[Task data]
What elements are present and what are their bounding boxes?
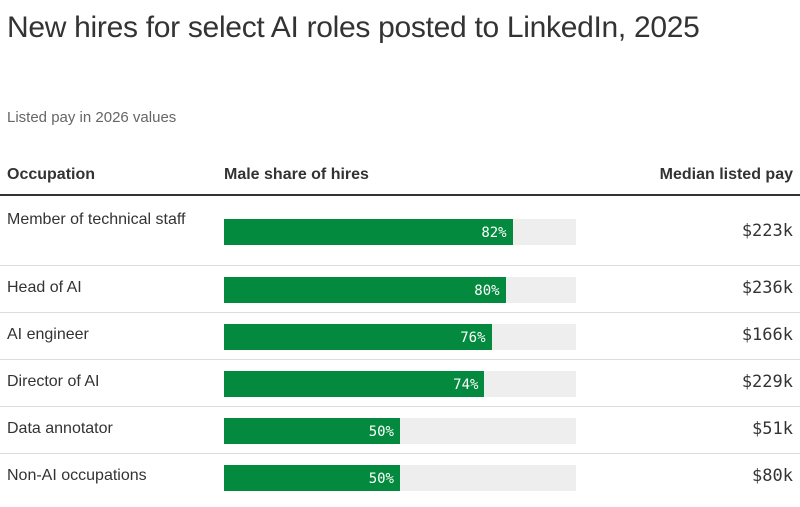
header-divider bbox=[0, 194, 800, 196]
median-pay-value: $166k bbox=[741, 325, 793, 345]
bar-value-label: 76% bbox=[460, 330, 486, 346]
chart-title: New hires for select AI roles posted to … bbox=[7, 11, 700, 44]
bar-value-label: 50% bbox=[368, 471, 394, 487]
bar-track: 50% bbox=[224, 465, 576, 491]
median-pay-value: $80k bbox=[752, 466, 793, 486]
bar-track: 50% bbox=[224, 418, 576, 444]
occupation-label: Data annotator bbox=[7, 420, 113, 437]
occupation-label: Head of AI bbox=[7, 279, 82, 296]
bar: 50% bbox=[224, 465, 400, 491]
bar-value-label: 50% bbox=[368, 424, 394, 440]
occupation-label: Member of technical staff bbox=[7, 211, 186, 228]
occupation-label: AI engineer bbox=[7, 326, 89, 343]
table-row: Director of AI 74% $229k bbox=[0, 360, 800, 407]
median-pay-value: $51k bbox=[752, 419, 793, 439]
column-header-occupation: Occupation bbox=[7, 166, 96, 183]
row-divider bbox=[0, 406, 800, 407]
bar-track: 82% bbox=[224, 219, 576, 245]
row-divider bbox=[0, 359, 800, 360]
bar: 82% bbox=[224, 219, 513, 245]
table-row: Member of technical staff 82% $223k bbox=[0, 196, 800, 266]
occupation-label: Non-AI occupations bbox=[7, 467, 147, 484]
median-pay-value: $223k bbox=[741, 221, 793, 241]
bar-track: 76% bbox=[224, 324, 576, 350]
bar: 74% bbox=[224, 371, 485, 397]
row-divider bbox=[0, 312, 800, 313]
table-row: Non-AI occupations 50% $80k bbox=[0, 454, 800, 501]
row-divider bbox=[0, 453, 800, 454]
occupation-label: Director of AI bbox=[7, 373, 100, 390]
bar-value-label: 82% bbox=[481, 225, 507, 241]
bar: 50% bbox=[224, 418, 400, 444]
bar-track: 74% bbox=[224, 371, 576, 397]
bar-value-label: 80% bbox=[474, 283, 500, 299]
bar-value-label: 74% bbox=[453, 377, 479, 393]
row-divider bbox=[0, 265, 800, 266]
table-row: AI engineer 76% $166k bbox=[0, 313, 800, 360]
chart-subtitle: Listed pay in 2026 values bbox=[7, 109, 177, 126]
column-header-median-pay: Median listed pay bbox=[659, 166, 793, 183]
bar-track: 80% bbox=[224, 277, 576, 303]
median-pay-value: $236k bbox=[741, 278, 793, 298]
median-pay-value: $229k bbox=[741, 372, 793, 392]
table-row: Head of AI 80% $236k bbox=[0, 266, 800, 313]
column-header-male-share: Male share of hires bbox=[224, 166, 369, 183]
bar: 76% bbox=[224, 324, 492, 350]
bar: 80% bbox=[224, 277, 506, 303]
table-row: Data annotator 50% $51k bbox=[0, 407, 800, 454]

==

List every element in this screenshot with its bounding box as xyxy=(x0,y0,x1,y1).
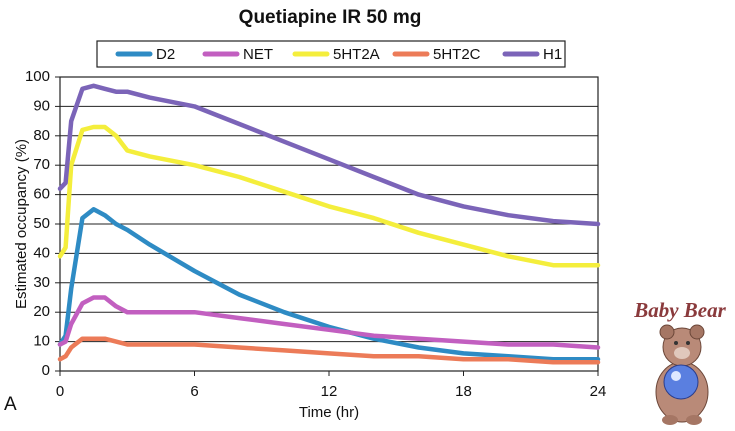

[What you need to do]
Swap "bar-track" for "bar-background" in the lines from the line with "What elements are" up to and including the line with "table-row: Non-AI occupations", and give only those lines back, otherwise unchanged. Leave the pictures out.

[Task answer]
What elements are present and what are their bounding boxes?
header-divider bbox=[0, 194, 800, 196]
median-pay-value: $166k bbox=[741, 325, 793, 345]
bar-value-label: 76% bbox=[460, 330, 486, 346]
chart-title: New hires for select AI roles posted to … bbox=[7, 11, 700, 44]
bar-value-label: 50% bbox=[368, 471, 394, 487]
bar-background: 50% bbox=[224, 465, 576, 491]
median-pay-value: $80k bbox=[752, 466, 793, 486]
bar-background: 50% bbox=[224, 418, 576, 444]
occupation-label: Data annotator bbox=[7, 420, 113, 437]
occupation-label: Head of AI bbox=[7, 279, 82, 296]
bar: 50% bbox=[224, 465, 400, 491]
bar-value-label: 50% bbox=[368, 424, 394, 440]
occupation-label: Member of technical staff bbox=[7, 211, 186, 228]
occupation-label: AI engineer bbox=[7, 326, 89, 343]
table-row: Director of AI 74% $229k bbox=[0, 360, 800, 407]
median-pay-value: $51k bbox=[752, 419, 793, 439]
column-header-occupation: Occupation bbox=[7, 166, 96, 183]
row-divider bbox=[0, 406, 800, 407]
bar-background: 82% bbox=[224, 219, 576, 245]
row-divider bbox=[0, 359, 800, 360]
bar: 82% bbox=[224, 219, 513, 245]
table-row: Member of technical staff 82% $223k bbox=[0, 196, 800, 266]
occupation-label: Non-AI occupations bbox=[7, 467, 147, 484]
median-pay-value: $223k bbox=[741, 221, 793, 241]
bar-background: 76% bbox=[224, 324, 576, 350]
bar: 74% bbox=[224, 371, 485, 397]
row-divider bbox=[0, 312, 800, 313]
table-row: Non-AI occupations 50% $80k bbox=[0, 454, 800, 501]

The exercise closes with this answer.